# [Data to use]

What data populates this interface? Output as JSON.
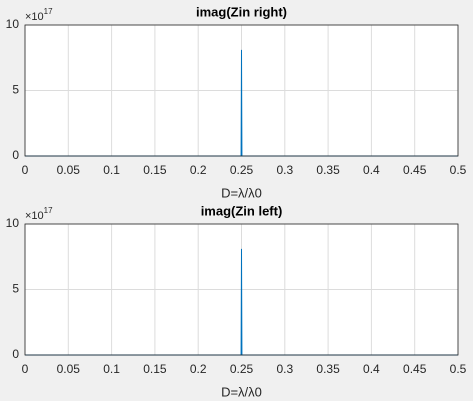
{
  "chart_data": [
    {
      "type": "line",
      "title": "imag(Zin right)",
      "x_label": "D=λ/λ0",
      "y_multiplier": {
        "base": "×10",
        "exponent": "17"
      },
      "x": [
        0,
        0.2495,
        0.25,
        0.2505,
        0.5
      ],
      "series": [
        {
          "color": "#0072bd",
          "values": [
            0,
            0,
            8.1,
            0,
            0
          ]
        }
      ],
      "xlim": [
        0,
        0.5
      ],
      "xticks": [
        0,
        0.05,
        0.1,
        0.15,
        0.2,
        0.25,
        0.3,
        0.35,
        0.4,
        0.45,
        0.5
      ],
      "ylim": [
        0,
        10
      ],
      "yticks": [
        0,
        5,
        10
      ],
      "grid": true
    },
    {
      "type": "line",
      "title": "imag(Zin left)",
      "x_label": "D=λ/λ0",
      "y_multiplier": {
        "base": "×10",
        "exponent": "17"
      },
      "x": [
        0,
        0.2495,
        0.25,
        0.2505,
        0.5
      ],
      "series": [
        {
          "color": "#0072bd",
          "values": [
            0,
            0,
            8.1,
            0,
            0
          ]
        }
      ],
      "xlim": [
        0,
        0.5
      ],
      "xticks": [
        0,
        0.05,
        0.1,
        0.15,
        0.2,
        0.25,
        0.3,
        0.35,
        0.4,
        0.45,
        0.5
      ],
      "ylim": [
        0,
        10
      ],
      "yticks": [
        0,
        5,
        10
      ],
      "grid": true
    }
  ]
}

# [To do]
Copy out each line of the material that holds the word "title".

# [Response to this exercise]
      "title": "imag(Zin right)",
      "title": "imag(Zin left)",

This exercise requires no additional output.